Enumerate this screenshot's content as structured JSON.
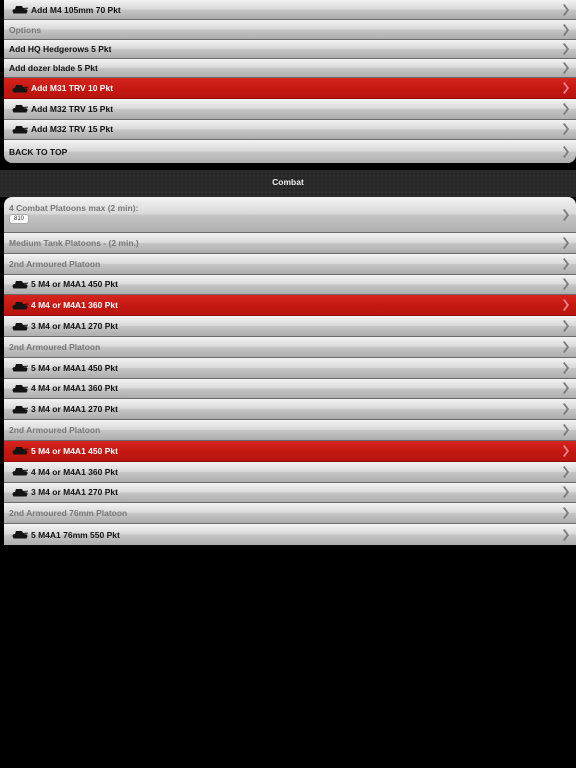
{
  "top_list": {
    "items": [
      {
        "label": "Add M4 105mm 70 Pkt",
        "icon": "tank-icon",
        "kind": "tank",
        "selected": false
      },
      {
        "label": "Options",
        "kind": "head",
        "selected": false
      },
      {
        "label": "Add HQ Hedgerows 5 Pkt",
        "kind": "plain",
        "selected": false
      },
      {
        "label": "Add dozer blade 5 Pkt",
        "kind": "plain",
        "selected": false
      },
      {
        "label": "Add M31 TRV 10 Pkt",
        "icon": "tank-icon",
        "kind": "tank",
        "selected": true
      },
      {
        "label": "Add M32 TRV 15 Pkt",
        "icon": "tank-icon",
        "kind": "tank",
        "selected": false
      },
      {
        "label": "Add M32 TRV 15 Pkt",
        "icon": "tank-icon",
        "kind": "tank",
        "selected": false
      },
      {
        "label": "BACK TO TOP",
        "kind": "plain",
        "selected": false
      }
    ]
  },
  "combat_section": {
    "title": "Combat",
    "header": {
      "label": "4 Combat Platoons max (2 min):",
      "badge": "810"
    },
    "items": [
      {
        "label": "Medium Tank Platoons - (2 min.)",
        "kind": "head",
        "selected": false
      },
      {
        "label": "2nd Armoured Platoon",
        "kind": "head",
        "selected": false
      },
      {
        "label": "5 M4 or M4A1 450 Pkt",
        "icon": "tank-icon",
        "kind": "tank",
        "selected": false
      },
      {
        "label": "4 M4 or M4A1 360 Pkt",
        "icon": "tank-icon",
        "kind": "tank",
        "selected": true
      },
      {
        "label": "3 M4 or M4A1 270 Pkt",
        "icon": "tank-icon",
        "kind": "tank",
        "selected": false
      },
      {
        "label": "2nd Armoured Platoon",
        "kind": "head",
        "selected": false
      },
      {
        "label": "5 M4 or M4A1 450 Pkt",
        "icon": "tank-icon",
        "kind": "tank",
        "selected": false
      },
      {
        "label": "4 M4 or M4A1 360 Pkt",
        "icon": "tank-icon",
        "kind": "tank",
        "selected": false
      },
      {
        "label": "3 M4 or M4A1 270 Pkt",
        "icon": "tank-icon",
        "kind": "tank",
        "selected": false
      },
      {
        "label": "2nd Armoured Platoon",
        "kind": "head",
        "selected": false
      },
      {
        "label": "5 M4 or M4A1 450 Pkt",
        "icon": "tank-icon",
        "kind": "tank",
        "selected": true
      },
      {
        "label": "4 M4 or M4A1 360 Pkt",
        "icon": "tank-icon",
        "kind": "tank",
        "selected": false
      },
      {
        "label": "3 M4 or M4A1 270 Pkt",
        "icon": "tank-icon",
        "kind": "tank",
        "selected": false
      },
      {
        "label": "2nd Armoured 76mm Platoon",
        "kind": "head",
        "selected": false
      },
      {
        "label": "5 M4A1 76mm 550 Pkt",
        "icon": "tank-icon",
        "kind": "tank",
        "selected": false
      }
    ]
  },
  "colors": {
    "selected_row": "#c41711",
    "background": "#000000",
    "row_light": "#e6e6e6"
  }
}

──────────

• _GIVEN EXERCISE_
Without including any picture, repeat the data exactly.

• _SOLUTION BELOW_
Enumerate this screenshot's content as structured JSON.
{
  "top_list": {
    "items": [
      {
        "label": "Add M4 105mm 70 Pkt",
        "icon": "tank-icon",
        "kind": "tank",
        "selected": false
      },
      {
        "label": "Options",
        "kind": "head",
        "selected": false
      },
      {
        "label": "Add HQ Hedgerows 5 Pkt",
        "kind": "plain",
        "selected": false
      },
      {
        "label": "Add dozer blade 5 Pkt",
        "kind": "plain",
        "selected": false
      },
      {
        "label": "Add M31 TRV 10 Pkt",
        "icon": "tank-icon",
        "kind": "tank",
        "selected": true
      },
      {
        "label": "Add M32 TRV 15 Pkt",
        "icon": "tank-icon",
        "kind": "tank",
        "selected": false
      },
      {
        "label": "Add M32 TRV 15 Pkt",
        "icon": "tank-icon",
        "kind": "tank",
        "selected": false
      },
      {
        "label": "BACK TO TOP",
        "kind": "plain",
        "selected": false
      }
    ]
  },
  "combat_section": {
    "title": "Combat",
    "header": {
      "label": "4 Combat Platoons max (2 min):",
      "badge": "810"
    },
    "items": [
      {
        "label": "Medium Tank Platoons - (2 min.)",
        "kind": "head",
        "selected": false
      },
      {
        "label": "2nd Armoured Platoon",
        "kind": "head",
        "selected": false
      },
      {
        "label": "5 M4 or M4A1 450 Pkt",
        "icon": "tank-icon",
        "kind": "tank",
        "selected": false
      },
      {
        "label": "4 M4 or M4A1 360 Pkt",
        "icon": "tank-icon",
        "kind": "tank",
        "selected": true
      },
      {
        "label": "3 M4 or M4A1 270 Pkt",
        "icon": "tank-icon",
        "kind": "tank",
        "selected": false
      },
      {
        "label": "2nd Armoured Platoon",
        "kind": "head",
        "selected": false
      },
      {
        "label": "5 M4 or M4A1 450 Pkt",
        "icon": "tank-icon",
        "kind": "tank",
        "selected": false
      },
      {
        "label": "4 M4 or M4A1 360 Pkt",
        "icon": "tank-icon",
        "kind": "tank",
        "selected": false
      },
      {
        "label": "3 M4 or M4A1 270 Pkt",
        "icon": "tank-icon",
        "kind": "tank",
        "selected": false
      },
      {
        "label": "2nd Armoured Platoon",
        "kind": "head",
        "selected": false
      },
      {
        "label": "5 M4 or M4A1 450 Pkt",
        "icon": "tank-icon",
        "kind": "tank",
        "selected": true
      },
      {
        "label": "4 M4 or M4A1 360 Pkt",
        "icon": "tank-icon",
        "kind": "tank",
        "selected": false
      },
      {
        "label": "3 M4 or M4A1 270 Pkt",
        "icon": "tank-icon",
        "kind": "tank",
        "selected": false
      },
      {
        "label": "2nd Armoured 76mm Platoon",
        "kind": "head",
        "selected": false
      },
      {
        "label": "5 M4A1 76mm 550 Pkt",
        "icon": "tank-icon",
        "kind": "tank",
        "selected": false
      }
    ]
  },
  "colors": {
    "selected_row": "#c41711",
    "background": "#000000",
    "row_light": "#e6e6e6"
  }
}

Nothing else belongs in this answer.